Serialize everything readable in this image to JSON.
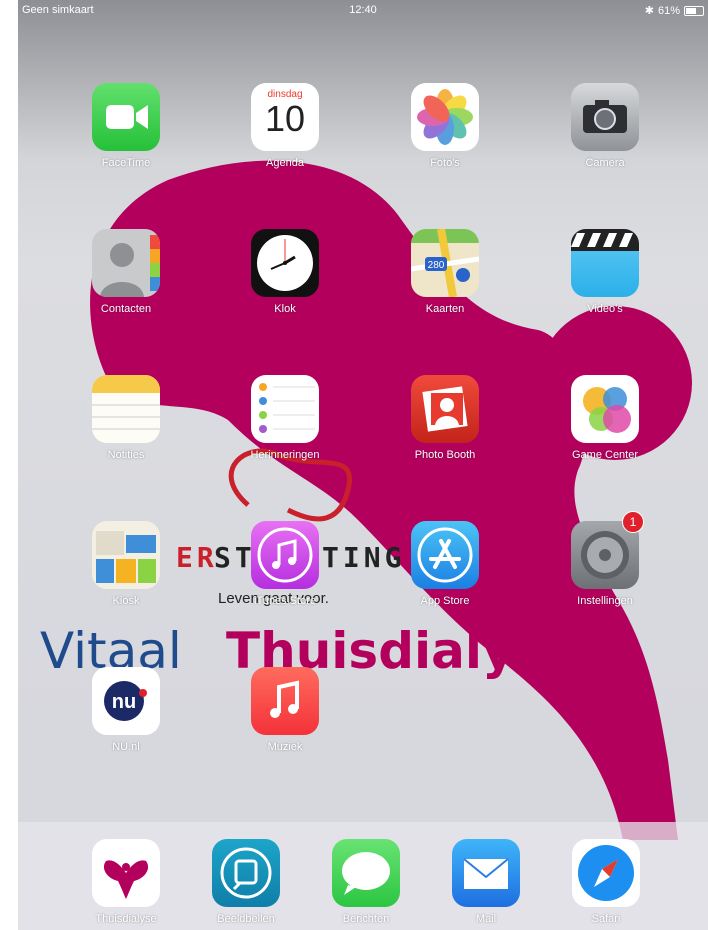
{
  "status_bar": {
    "carrier": "Geen simkaart",
    "time": "12:40",
    "battery": "61%"
  },
  "wallpaper": {
    "logo_word_left": "ER",
    "logo_word_mid": "ST",
    "logo_word_right": "TING",
    "slogan": "Leven gaat voor.",
    "headline_part1": "Vitaal",
    "headline_part2": "Thuisdialyse",
    "colors": {
      "magenta": "#b4005d",
      "blue": "#1f4a8c"
    }
  },
  "apps": [
    {
      "label": "FaceTime",
      "icon": "facetime-icon"
    },
    {
      "label": "Agenda",
      "icon": "calendar-icon",
      "day": "dinsdag",
      "date": "10"
    },
    {
      "label": "Foto's",
      "icon": "photos-icon"
    },
    {
      "label": "Camera",
      "icon": "camera-icon"
    },
    {
      "label": "Contacten",
      "icon": "contacts-icon"
    },
    {
      "label": "Klok",
      "icon": "clock-icon"
    },
    {
      "label": "Kaarten",
      "icon": "maps-icon",
      "sign": "280"
    },
    {
      "label": "Video's",
      "icon": "videos-icon"
    },
    {
      "label": "Notities",
      "icon": "notes-icon"
    },
    {
      "label": "Herinneringen",
      "icon": "reminders-icon"
    },
    {
      "label": "Photo Booth",
      "icon": "photo-booth-icon"
    },
    {
      "label": "Game Center",
      "icon": "game-center-icon"
    },
    {
      "label": "Kiosk",
      "icon": "kiosk-icon"
    },
    {
      "label": "iTunes Store",
      "icon": "itunes-store-icon"
    },
    {
      "label": "App Store",
      "icon": "app-store-icon"
    },
    {
      "label": "Instellingen",
      "icon": "settings-icon",
      "badge": "1"
    },
    {
      "label": "NU.nl",
      "icon": "nunl-icon",
      "text": "nu"
    },
    {
      "label": "Muziek",
      "icon": "music-icon"
    }
  ],
  "dock": [
    {
      "label": "Thuisdialyse",
      "icon": "thuisdialyse-icon"
    },
    {
      "label": "Beeldbellen",
      "icon": "beeldbellen-icon"
    },
    {
      "label": "Berichten",
      "icon": "messages-icon"
    },
    {
      "label": "Mail",
      "icon": "mail-icon"
    },
    {
      "label": "Safari",
      "icon": "safari-icon"
    }
  ]
}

(Stated goal)
Print the records above exactly as they stand, but leave out the pictures.

(Solved problem)
Serialize everything readable in this image to JSON.
{
  "status_bar": {
    "carrier": "Geen simkaart",
    "time": "12:40",
    "battery": "61%"
  },
  "wallpaper": {
    "logo_word_left": "ER",
    "logo_word_mid": "ST",
    "logo_word_right": "TING",
    "slogan": "Leven gaat voor.",
    "headline_part1": "Vitaal",
    "headline_part2": "Thuisdialyse",
    "colors": {
      "magenta": "#b4005d",
      "blue": "#1f4a8c"
    }
  },
  "apps": [
    {
      "label": "FaceTime",
      "icon": "facetime-icon"
    },
    {
      "label": "Agenda",
      "icon": "calendar-icon",
      "day": "dinsdag",
      "date": "10"
    },
    {
      "label": "Foto's",
      "icon": "photos-icon"
    },
    {
      "label": "Camera",
      "icon": "camera-icon"
    },
    {
      "label": "Contacten",
      "icon": "contacts-icon"
    },
    {
      "label": "Klok",
      "icon": "clock-icon"
    },
    {
      "label": "Kaarten",
      "icon": "maps-icon",
      "sign": "280"
    },
    {
      "label": "Video's",
      "icon": "videos-icon"
    },
    {
      "label": "Notities",
      "icon": "notes-icon"
    },
    {
      "label": "Herinneringen",
      "icon": "reminders-icon"
    },
    {
      "label": "Photo Booth",
      "icon": "photo-booth-icon"
    },
    {
      "label": "Game Center",
      "icon": "game-center-icon"
    },
    {
      "label": "Kiosk",
      "icon": "kiosk-icon"
    },
    {
      "label": "iTunes Store",
      "icon": "itunes-store-icon"
    },
    {
      "label": "App Store",
      "icon": "app-store-icon"
    },
    {
      "label": "Instellingen",
      "icon": "settings-icon",
      "badge": "1"
    },
    {
      "label": "NU.nl",
      "icon": "nunl-icon",
      "text": "nu"
    },
    {
      "label": "Muziek",
      "icon": "music-icon"
    }
  ],
  "dock": [
    {
      "label": "Thuisdialyse",
      "icon": "thuisdialyse-icon"
    },
    {
      "label": "Beeldbellen",
      "icon": "beeldbellen-icon"
    },
    {
      "label": "Berichten",
      "icon": "messages-icon"
    },
    {
      "label": "Mail",
      "icon": "mail-icon"
    },
    {
      "label": "Safari",
      "icon": "safari-icon"
    }
  ]
}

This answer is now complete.